Job:
Copy every line of the listing below word for word, keeping the same order.

Stored items
——
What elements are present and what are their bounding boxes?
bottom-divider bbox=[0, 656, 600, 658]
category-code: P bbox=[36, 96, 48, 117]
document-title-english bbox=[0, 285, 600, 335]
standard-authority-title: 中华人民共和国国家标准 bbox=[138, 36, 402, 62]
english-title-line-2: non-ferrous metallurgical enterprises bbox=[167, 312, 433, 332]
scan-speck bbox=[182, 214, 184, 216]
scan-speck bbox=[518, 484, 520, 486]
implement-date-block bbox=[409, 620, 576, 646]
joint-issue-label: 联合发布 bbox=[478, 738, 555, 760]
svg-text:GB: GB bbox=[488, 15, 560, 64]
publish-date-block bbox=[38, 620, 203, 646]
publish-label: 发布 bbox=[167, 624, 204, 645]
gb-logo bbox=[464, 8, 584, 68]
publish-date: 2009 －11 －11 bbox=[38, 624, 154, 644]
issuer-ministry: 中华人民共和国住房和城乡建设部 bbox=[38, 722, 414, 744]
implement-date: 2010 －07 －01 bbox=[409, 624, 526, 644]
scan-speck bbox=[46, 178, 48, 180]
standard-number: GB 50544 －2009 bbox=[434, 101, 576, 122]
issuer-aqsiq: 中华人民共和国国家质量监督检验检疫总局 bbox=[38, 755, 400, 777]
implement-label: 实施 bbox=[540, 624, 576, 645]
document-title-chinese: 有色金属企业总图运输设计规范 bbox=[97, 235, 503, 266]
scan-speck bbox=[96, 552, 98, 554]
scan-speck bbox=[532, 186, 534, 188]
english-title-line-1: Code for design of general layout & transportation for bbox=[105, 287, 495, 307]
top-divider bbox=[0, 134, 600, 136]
——
Correct output:
What elements are present and what are their bounding boxes?
bottom-divider bbox=[0, 656, 600, 658]
category-code: P bbox=[36, 96, 48, 117]
document-title-english bbox=[0, 285, 600, 335]
standard-authority-title: 中华人民共和国国家标准 bbox=[138, 36, 402, 62]
english-title-line-2: non-ferrous metallurgical enterprises bbox=[167, 312, 433, 332]
scan-speck bbox=[182, 214, 184, 216]
scan-speck bbox=[518, 484, 520, 486]
implement-date-block bbox=[409, 620, 576, 646]
joint-issue-label: 联合发布 bbox=[478, 738, 555, 760]
svg-text:GB: GB bbox=[488, 15, 560, 64]
publish-date-block bbox=[38, 620, 203, 646]
publish-label: 发布 bbox=[167, 624, 204, 645]
gb-logo bbox=[464, 8, 584, 68]
publish-date: 2009 －11 －11 bbox=[38, 624, 154, 644]
issuer-ministry: 中华人民共和国住房和城乡建设部 bbox=[38, 722, 414, 744]
implement-date: 2010 －07 －01 bbox=[409, 624, 526, 644]
scan-speck bbox=[46, 178, 48, 180]
standard-number: GB 50544 －2009 bbox=[434, 101, 576, 122]
issuer-aqsiq: 中华人民共和国国家质量监督检验检疫总局 bbox=[38, 755, 400, 777]
implement-label: 实施 bbox=[540, 624, 576, 645]
document-title-chinese: 有色金属企业总图运输设计规范 bbox=[97, 235, 503, 266]
scan-speck bbox=[96, 552, 98, 554]
scan-speck bbox=[532, 186, 534, 188]
english-title-line-1: Code for design of general layout & transportation for bbox=[105, 287, 495, 307]
top-divider bbox=[0, 134, 600, 136]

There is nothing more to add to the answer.